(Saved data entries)
════════════════
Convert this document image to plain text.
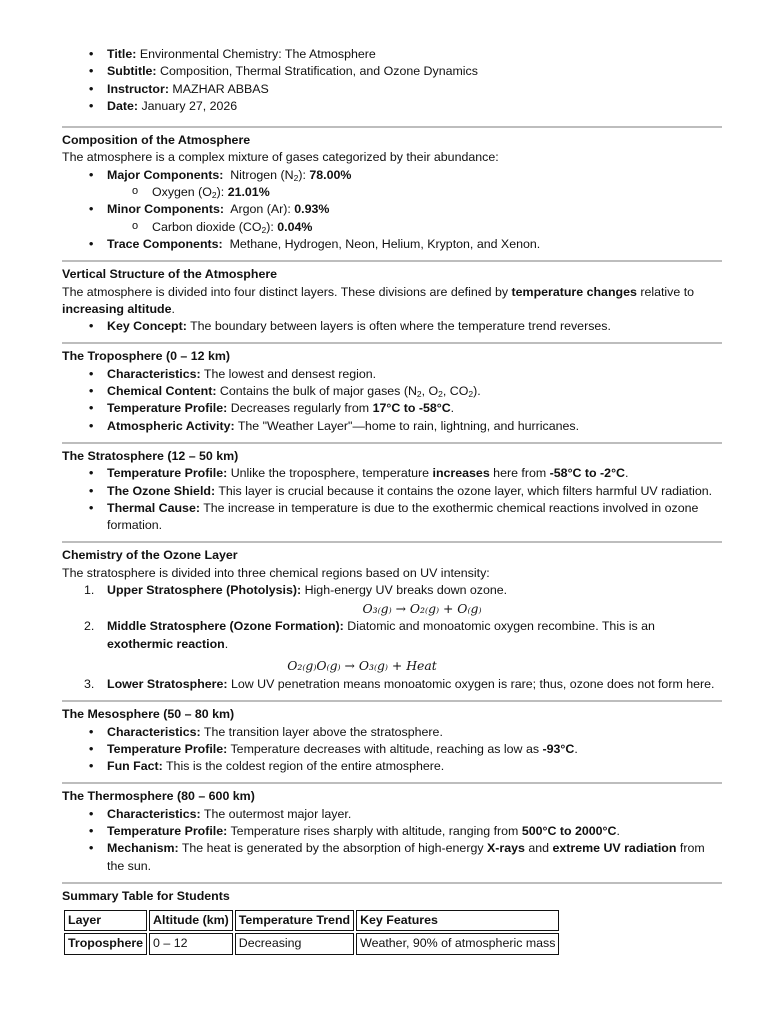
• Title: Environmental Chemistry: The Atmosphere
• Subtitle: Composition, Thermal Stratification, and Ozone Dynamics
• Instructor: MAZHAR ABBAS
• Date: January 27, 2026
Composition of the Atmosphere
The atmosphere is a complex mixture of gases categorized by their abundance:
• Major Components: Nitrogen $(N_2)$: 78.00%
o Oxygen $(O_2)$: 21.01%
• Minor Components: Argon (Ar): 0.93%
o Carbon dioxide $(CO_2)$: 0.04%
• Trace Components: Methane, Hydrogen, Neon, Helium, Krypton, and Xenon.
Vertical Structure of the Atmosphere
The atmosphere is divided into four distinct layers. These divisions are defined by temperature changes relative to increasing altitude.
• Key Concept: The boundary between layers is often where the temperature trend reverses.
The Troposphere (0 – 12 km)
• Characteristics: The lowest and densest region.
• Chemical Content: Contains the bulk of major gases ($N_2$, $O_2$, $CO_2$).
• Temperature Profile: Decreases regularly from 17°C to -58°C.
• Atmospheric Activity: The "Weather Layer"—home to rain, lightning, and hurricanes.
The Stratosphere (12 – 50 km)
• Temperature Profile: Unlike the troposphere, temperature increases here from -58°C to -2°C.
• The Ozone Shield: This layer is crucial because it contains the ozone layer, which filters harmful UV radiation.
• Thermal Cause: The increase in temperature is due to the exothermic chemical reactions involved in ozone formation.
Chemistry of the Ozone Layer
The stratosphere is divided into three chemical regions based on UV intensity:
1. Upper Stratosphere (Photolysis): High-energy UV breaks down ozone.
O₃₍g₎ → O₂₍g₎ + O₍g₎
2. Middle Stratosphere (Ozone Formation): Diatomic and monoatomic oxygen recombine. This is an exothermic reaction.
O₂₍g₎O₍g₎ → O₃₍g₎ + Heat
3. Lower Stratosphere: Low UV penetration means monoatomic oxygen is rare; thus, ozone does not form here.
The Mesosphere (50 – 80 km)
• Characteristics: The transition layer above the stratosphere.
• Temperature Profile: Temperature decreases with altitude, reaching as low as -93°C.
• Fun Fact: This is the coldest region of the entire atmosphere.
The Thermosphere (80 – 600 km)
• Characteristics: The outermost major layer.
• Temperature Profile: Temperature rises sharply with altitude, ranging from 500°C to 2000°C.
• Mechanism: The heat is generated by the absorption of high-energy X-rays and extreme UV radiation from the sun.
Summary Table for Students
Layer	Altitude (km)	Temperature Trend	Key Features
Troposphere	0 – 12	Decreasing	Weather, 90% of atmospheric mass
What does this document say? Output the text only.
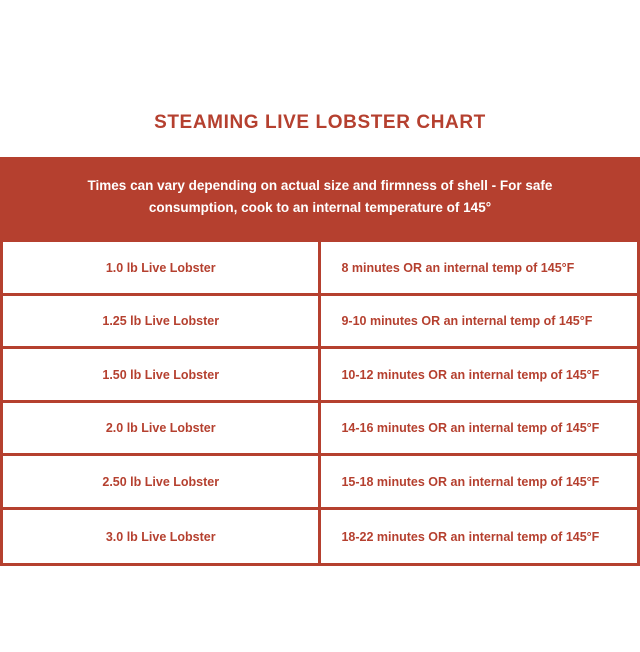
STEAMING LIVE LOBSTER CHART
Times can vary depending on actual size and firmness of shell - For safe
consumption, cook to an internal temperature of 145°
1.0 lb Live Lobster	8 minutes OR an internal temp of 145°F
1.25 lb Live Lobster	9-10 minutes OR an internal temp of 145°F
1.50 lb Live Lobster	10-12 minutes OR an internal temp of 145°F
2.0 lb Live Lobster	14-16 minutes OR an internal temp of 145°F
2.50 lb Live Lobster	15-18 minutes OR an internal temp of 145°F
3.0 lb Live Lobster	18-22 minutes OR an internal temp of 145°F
════════════════
▶ [DIRECTIONS]
Reproduce the whole listing word for word, setting aside any pictures.

▶ [ANSWER IN FULL]
Convert this document image to plain text.
• Title: Environmental Chemistry: The Atmosphere
• Subtitle: Composition, Thermal Stratification, and Ozone Dynamics
• Instructor: MAZHAR ABBAS
• Date: January 27, 2026
Composition of the Atmosphere
The atmosphere is a complex mixture of gases categorized by their abundance:
• Major Components: Nitrogen $(N_2)$: 78.00%
o Oxygen $(O_2)$: 21.01%
• Minor Components: Argon (Ar): 0.93%
o Carbon dioxide $(CO_2)$: 0.04%
• Trace Components: Methane, Hydrogen, Neon, Helium, Krypton, and Xenon.
Vertical Structure of the Atmosphere
The atmosphere is divided into four distinct layers. These divisions are defined by temperature changes relative to increasing altitude.
• Key Concept: The boundary between layers is often where the temperature trend reverses.
The Troposphere (0 – 12 km)
• Characteristics: The lowest and densest region.
• Chemical Content: Contains the bulk of major gases ($N_2$, $O_2$, $CO_2$).
• Temperature Profile: Decreases regularly from 17°C to -58°C.
• Atmospheric Activity: The "Weather Layer"—home to rain, lightning, and hurricanes.
The Stratosphere (12 – 50 km)
• Temperature Profile: Unlike the troposphere, temperature increases here from -58°C to -2°C.
• The Ozone Shield: This layer is crucial because it contains the ozone layer, which filters harmful UV radiation.
• Thermal Cause: The increase in temperature is due to the exothermic chemical reactions involved in ozone formation.
Chemistry of the Ozone Layer
The stratosphere is divided into three chemical regions based on UV intensity:
1. Upper Stratosphere (Photolysis): High-energy UV breaks down ozone.
O₃₍g₎ → O₂₍g₎ + O₍g₎
2. Middle Stratosphere (Ozone Formation): Diatomic and monoatomic oxygen recombine. This is an exothermic reaction.
O₂₍g₎O₍g₎ → O₃₍g₎ + Heat
3. Lower Stratosphere: Low UV penetration means monoatomic oxygen is rare; thus, ozone does not form here.
The Mesosphere (50 – 80 km)
• Characteristics: The transition layer above the stratosphere.
• Temperature Profile: Temperature decreases with altitude, reaching as low as -93°C.
• Fun Fact: This is the coldest region of the entire atmosphere.
The Thermosphere (80 – 600 km)
• Characteristics: The outermost major layer.
• Temperature Profile: Temperature rises sharply with altitude, ranging from 500°C to 2000°C.
• Mechanism: The heat is generated by the absorption of high-energy X-rays and extreme UV radiation from the sun.
Summary Table for Students
Layer	Altitude (km)	Temperature Trend	Key Features
Troposphere	0 – 12	Decreasing	Weather, 90% of atmospheric mass
What does this document say? Output the text only.
STEAMING LIVE LOBSTER CHART
Times can vary depending on actual size and firmness of shell - For safe
consumption, cook to an internal temperature of 145°
1.0 lb Live Lobster	8 minutes OR an internal temp of 145°F
1.25 lb Live Lobster	9-10 minutes OR an internal temp of 145°F
1.50 lb Live Lobster	10-12 minutes OR an internal temp of 145°F
2.0 lb Live Lobster	14-16 minutes OR an internal temp of 145°F
2.50 lb Live Lobster	15-18 minutes OR an internal temp of 145°F
3.0 lb Live Lobster	18-22 minutes OR an internal temp of 145°F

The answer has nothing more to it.